--- DATA EXTRACT ---
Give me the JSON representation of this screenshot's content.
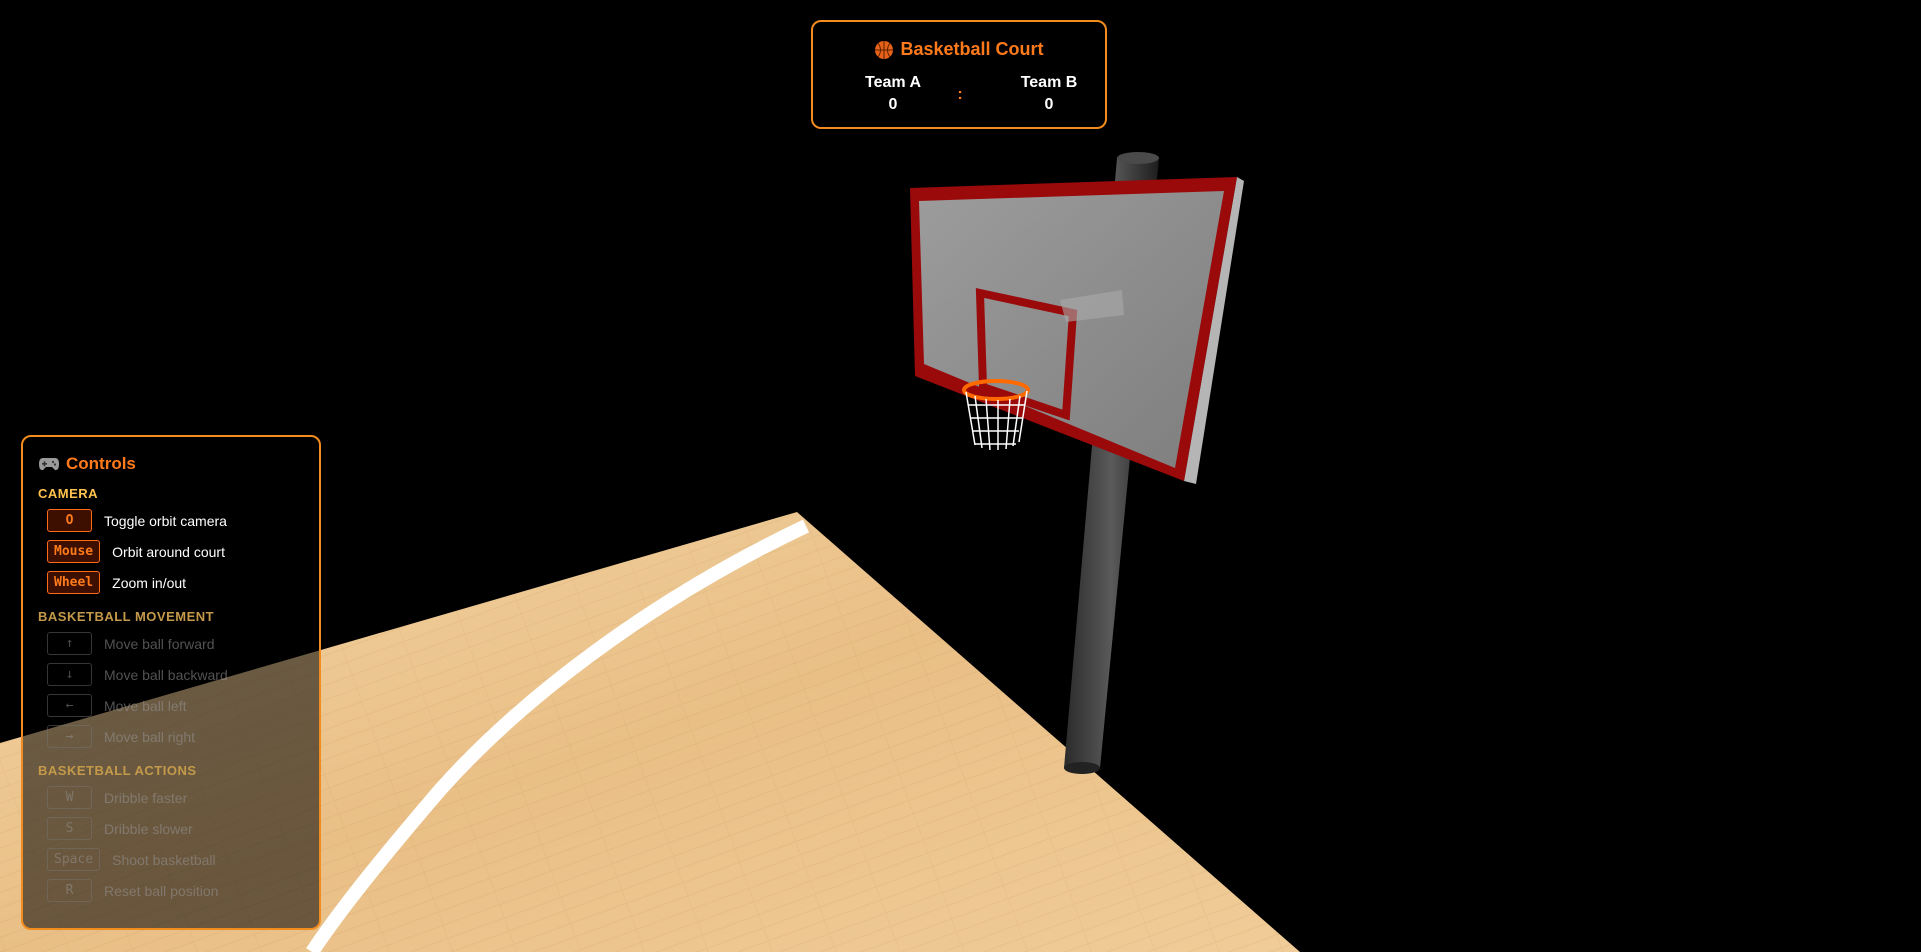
{
  "scoreboard": {
    "title": "Basketball Court",
    "icon": "basketball-icon",
    "team_a": {
      "name": "Team A",
      "score": "0"
    },
    "separator": ":",
    "team_b": {
      "name": "Team B",
      "score": "0"
    }
  },
  "controls": {
    "title": "Controls",
    "icon": "gamepad-icon",
    "sections": [
      {
        "title": "CAMERA",
        "items": [
          {
            "key": "O",
            "label": "Toggle orbit camera"
          },
          {
            "key": "Mouse",
            "label": "Orbit around court"
          },
          {
            "key": "Wheel",
            "label": "Zoom in/out"
          }
        ]
      },
      {
        "title": "BASKETBALL MOVEMENT",
        "items": [
          {
            "key": "↑",
            "label": "Move ball forward"
          },
          {
            "key": "↓",
            "label": "Move ball backward"
          },
          {
            "key": "←",
            "label": "Move ball left"
          },
          {
            "key": "→",
            "label": "Move ball right"
          }
        ]
      },
      {
        "title": "BASKETBALL ACTIONS",
        "items": [
          {
            "key": "W",
            "label": "Dribble faster"
          },
          {
            "key": "S",
            "label": "Dribble slower"
          },
          {
            "key": "Space",
            "label": "Shoot basketball"
          },
          {
            "key": "R",
            "label": "Reset ball position"
          }
        ]
      }
    ]
  },
  "colors": {
    "accent": "#ff7a1a",
    "panel_border": "#f28c1e",
    "court_wood": "#e8c38f",
    "backboard_border": "#9b0a0a",
    "rim": "#ff6a00"
  }
}
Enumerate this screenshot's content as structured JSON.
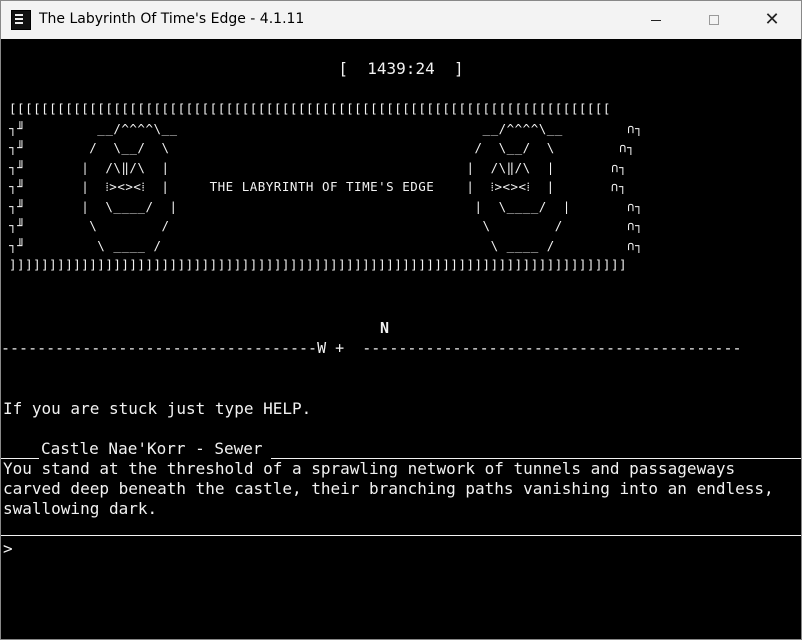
{
  "window": {
    "title": "The Labyrinth Of Time's Edge - 4.1.11",
    "minimize_icon": "minimize-icon",
    "maximize_icon": "maximize-icon",
    "close_label": "✕"
  },
  "terminal": {
    "timer": "[  1439:24  ]",
    "banner_lines": [
      " [[[[[[[[[[[[[[[[[[[[[[[[[[[[[[[[[[[[[[[[[[[[[[[[[[[[[[[[[[[[[[[[[[[[[[[[[[[",
      " ┐╜         __/^^^^\\__                                      __/^^^^\\__        ∩┐",
      " ┐╜        /  \\__/  \\                                      /  \\__/  \\        ∩┐",
      " ┐╜       |  /\\‖/\\  |                                     |  /\\‖/\\  |       ∩┐",
      " ┐╜       |  ⁞><><⁞  |     THE LABYRINTH OF TIME'S EDGE    |  ⁞><><⁞  |       ∩┐",
      " ┐╜       |  \\____/  |                                     |  \\____/  |       ∩┐",
      " ┐╜        \\        /                                       \\        /        ∩┐",
      " ┐╜         \\ ____ /                                         \\ ____ /         ∩┐",
      " ]]]]]]]]]]]]]]]]]]]]]]]]]]]]]]]]]]]]]]]]]]]]]]]]]]]]]]]]]]]]]]]]]]]]]]]]]]]]]"
    ],
    "compass_north": "N",
    "compass_line": "-----------------------------------W +  ------------------------------------------",
    "help_text": "If you are stuck just type HELP.",
    "room_title": "Castle Nae'Korr - Sewer",
    "description": "You stand at the threshold of a sprawling network of tunnels and passageways\ncarved deep beneath the castle, their branching paths vanishing into an endless,\nswallowing dark.",
    "prompt": ">",
    "input_value": ""
  }
}
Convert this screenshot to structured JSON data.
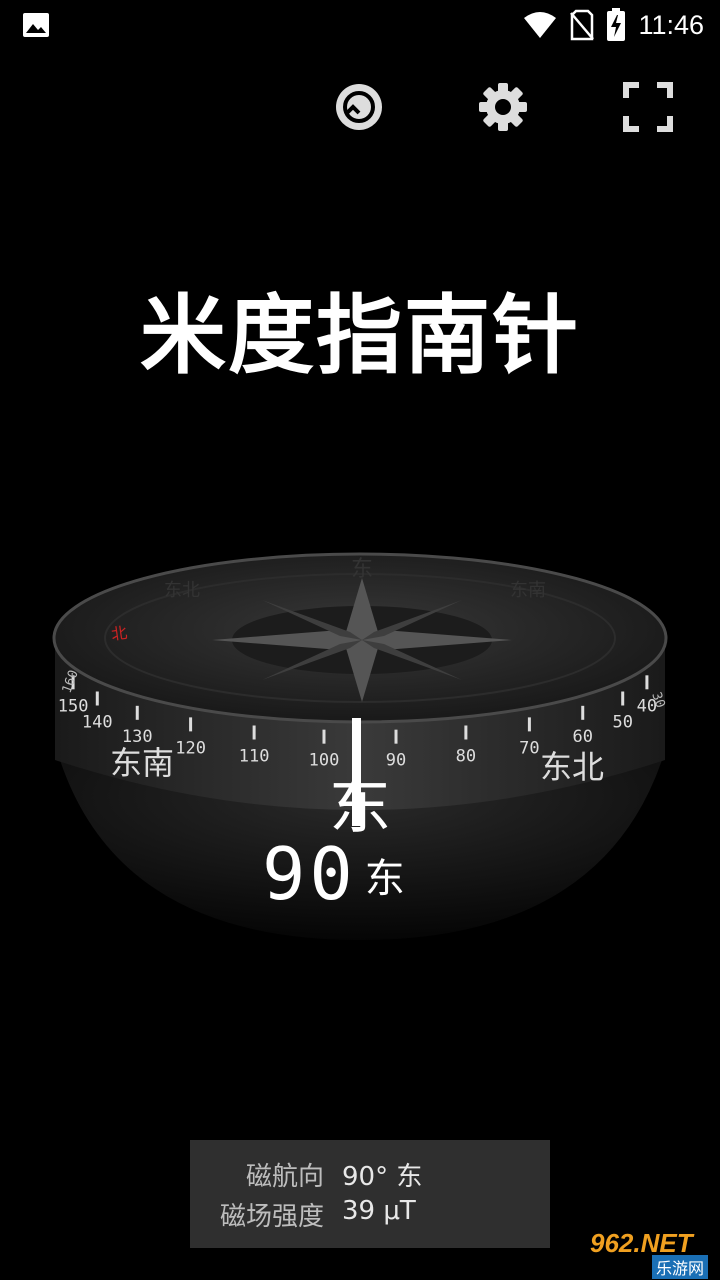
{
  "status_bar": {
    "time": "11:46",
    "icons": [
      "image-icon",
      "wifi-icon",
      "no-sim-icon",
      "battery-charging-icon"
    ]
  },
  "toolbar": {
    "icons": [
      "calibrate-icon",
      "gear-icon",
      "fullscreen-icon"
    ]
  },
  "app": {
    "title": "米度指南针"
  },
  "compass": {
    "heading_value": "90",
    "heading_dir": "东",
    "center_dir": "东",
    "left_dir": "东南",
    "right_dir": "东北",
    "scale_ticks": [
      "150",
      "140",
      "130",
      "120",
      "110",
      "100",
      "90",
      "80",
      "70",
      "60",
      "50",
      "40"
    ],
    "side_ticks_left": [
      "160"
    ],
    "side_ticks_right": [
      "30"
    ],
    "top_cardinal": "东",
    "top_left": "东北",
    "top_right": "东南",
    "accent_color": "#cc2222"
  },
  "info": {
    "heading_label": "磁航向",
    "heading_value": "90° 东",
    "field_label": "磁场强度",
    "field_value": "39 μT"
  },
  "watermark": {
    "brand": "962.NET",
    "sub": "乐游网"
  }
}
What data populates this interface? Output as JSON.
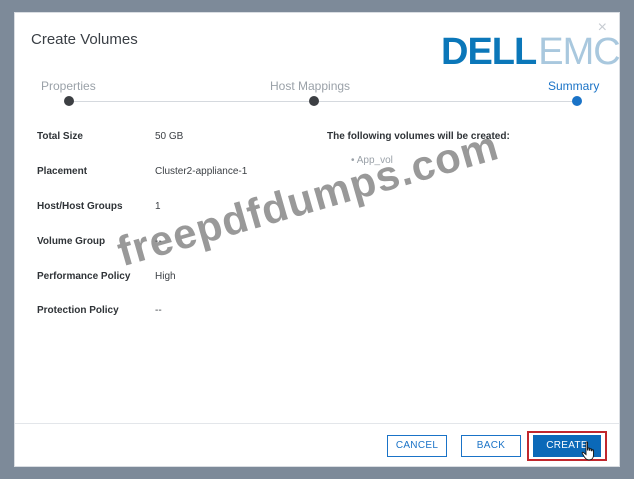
{
  "dialog": {
    "title": "Create Volumes",
    "close_glyph": "×",
    "logo": {
      "dell": "DELL",
      "emc": "EMC"
    }
  },
  "steps": [
    {
      "label": "Properties",
      "state": "complete"
    },
    {
      "label": "Host Mappings",
      "state": "complete"
    },
    {
      "label": "Summary",
      "state": "active"
    }
  ],
  "summary": {
    "rows": [
      {
        "key": "Total Size",
        "value": "50 GB"
      },
      {
        "key": "Placement",
        "value": "Cluster2-appliance-1"
      },
      {
        "key": "Host/Host Groups",
        "value": "1"
      },
      {
        "key": "Volume Group",
        "value": "--"
      },
      {
        "key": "Performance Policy",
        "value": "High"
      },
      {
        "key": "Protection Policy",
        "value": "--"
      }
    ],
    "created_heading": "The following volumes will be created:",
    "created_items": [
      "• App_vol"
    ]
  },
  "footer": {
    "cancel_label": "CANCEL",
    "back_label": "BACK",
    "create_label": "CREATE"
  },
  "watermark": "freepdfdumps.com",
  "colors": {
    "accent": "#1a73c7",
    "primary_button": "#0b69b8",
    "highlight": "#c0272d",
    "backdrop": "#7d8a99"
  }
}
---
■ EXERCISE DETAILS: Take the entries shown above and quote them verbatim, passing over the pictures.

■ WRITTEN RESPONSE:
Give me the JSON representation of this screenshot's content.
{
  "scoreboard": {
    "title": "Basketball Court",
    "icon": "basketball-icon",
    "team_a": {
      "name": "Team A",
      "score": "0"
    },
    "separator": ":",
    "team_b": {
      "name": "Team B",
      "score": "0"
    }
  },
  "controls": {
    "title": "Controls",
    "icon": "gamepad-icon",
    "sections": [
      {
        "title": "CAMERA",
        "items": [
          {
            "key": "O",
            "label": "Toggle orbit camera"
          },
          {
            "key": "Mouse",
            "label": "Orbit around court"
          },
          {
            "key": "Wheel",
            "label": "Zoom in/out"
          }
        ]
      },
      {
        "title": "BASKETBALL MOVEMENT",
        "items": [
          {
            "key": "↑",
            "label": "Move ball forward"
          },
          {
            "key": "↓",
            "label": "Move ball backward"
          },
          {
            "key": "←",
            "label": "Move ball left"
          },
          {
            "key": "→",
            "label": "Move ball right"
          }
        ]
      },
      {
        "title": "BASKETBALL ACTIONS",
        "items": [
          {
            "key": "W",
            "label": "Dribble faster"
          },
          {
            "key": "S",
            "label": "Dribble slower"
          },
          {
            "key": "Space",
            "label": "Shoot basketball"
          },
          {
            "key": "R",
            "label": "Reset ball position"
          }
        ]
      }
    ]
  },
  "colors": {
    "accent": "#ff7a1a",
    "panel_border": "#f28c1e",
    "court_wood": "#e8c38f",
    "backboard_border": "#9b0a0a",
    "rim": "#ff6a00"
  }
}
Enumerate this screenshot's content as structured JSON.
{
  "window": {
    "title": "The Labyrinth Of Time's Edge - 4.1.11",
    "minimize_icon": "minimize-icon",
    "maximize_icon": "maximize-icon",
    "close_label": "✕"
  },
  "terminal": {
    "timer": "[  1439:24  ]",
    "banner_lines": [
      " [[[[[[[[[[[[[[[[[[[[[[[[[[[[[[[[[[[[[[[[[[[[[[[[[[[[[[[[[[[[[[[[[[[[[[[[[[[",
      " ┐╜         __/^^^^\\__                                      __/^^^^\\__        ∩┐",
      " ┐╜        /  \\__/  \\                                      /  \\__/  \\        ∩┐",
      " ┐╜       |  /\\‖/\\  |                                     |  /\\‖/\\  |       ∩┐",
      " ┐╜       |  ⁞><><⁞  |     THE LABYRINTH OF TIME'S EDGE    |  ⁞><><⁞  |       ∩┐",
      " ┐╜       |  \\____/  |                                     |  \\____/  |       ∩┐",
      " ┐╜        \\        /                                       \\        /        ∩┐",
      " ┐╜         \\ ____ /                                         \\ ____ /         ∩┐",
      " ]]]]]]]]]]]]]]]]]]]]]]]]]]]]]]]]]]]]]]]]]]]]]]]]]]]]]]]]]]]]]]]]]]]]]]]]]]]]]"
    ],
    "compass_north": "N",
    "compass_line": "-----------------------------------W +  ------------------------------------------",
    "help_text": "If you are stuck just type HELP.",
    "room_title": "Castle Nae'Korr - Sewer",
    "description": "You stand at the threshold of a sprawling network of tunnels and passageways\ncarved deep beneath the castle, their branching paths vanishing into an endless,\nswallowing dark.",
    "prompt": ">",
    "input_value": ""
  }
}
Convert this screenshot to structured JSON data.
{
  "status_bar": {
    "time": "11:46",
    "icons": [
      "image-icon",
      "wifi-icon",
      "no-sim-icon",
      "battery-charging-icon"
    ]
  },
  "toolbar": {
    "icons": [
      "calibrate-icon",
      "gear-icon",
      "fullscreen-icon"
    ]
  },
  "app": {
    "title": "米度指南针"
  },
  "compass": {
    "heading_value": "90",
    "heading_dir": "东",
    "center_dir": "东",
    "left_dir": "东南",
    "right_dir": "东北",
    "scale_ticks": [
      "150",
      "140",
      "130",
      "120",
      "110",
      "100",
      "90",
      "80",
      "70",
      "60",
      "50",
      "40"
    ],
    "side_ticks_left": [
      "160"
    ],
    "side_ticks_right": [
      "30"
    ],
    "top_cardinal": "东",
    "top_left": "东北",
    "top_right": "东南",
    "accent_color": "#cc2222"
  },
  "info": {
    "heading_label": "磁航向",
    "heading_value": "90° 东",
    "field_label": "磁场强度",
    "field_value": "39 μT"
  },
  "watermark": {
    "brand": "962.NET",
    "sub": "乐游网"
  }
}
What data populates this interface? Output as JSON.
{
  "dialog": {
    "title": "Create Volumes",
    "close_glyph": "×",
    "logo": {
      "dell": "DELL",
      "emc": "EMC"
    }
  },
  "steps": [
    {
      "label": "Properties",
      "state": "complete"
    },
    {
      "label": "Host Mappings",
      "state": "complete"
    },
    {
      "label": "Summary",
      "state": "active"
    }
  ],
  "summary": {
    "rows": [
      {
        "key": "Total Size",
        "value": "50 GB"
      },
      {
        "key": "Placement",
        "value": "Cluster2-appliance-1"
      },
      {
        "key": "Host/Host Groups",
        "value": "1"
      },
      {
        "key": "Volume Group",
        "value": "--"
      },
      {
        "key": "Performance Policy",
        "value": "High"
      },
      {
        "key": "Protection Policy",
        "value": "--"
      }
    ],
    "created_heading": "The following volumes will be created:",
    "created_items": [
      "• App_vol"
    ]
  },
  "footer": {
    "cancel_label": "CANCEL",
    "back_label": "BACK",
    "create_label": "CREATE"
  },
  "watermark": "freepdfdumps.com",
  "colors": {
    "accent": "#1a73c7",
    "primary_button": "#0b69b8",
    "highlight": "#c0272d",
    "backdrop": "#7d8a99"
  }
}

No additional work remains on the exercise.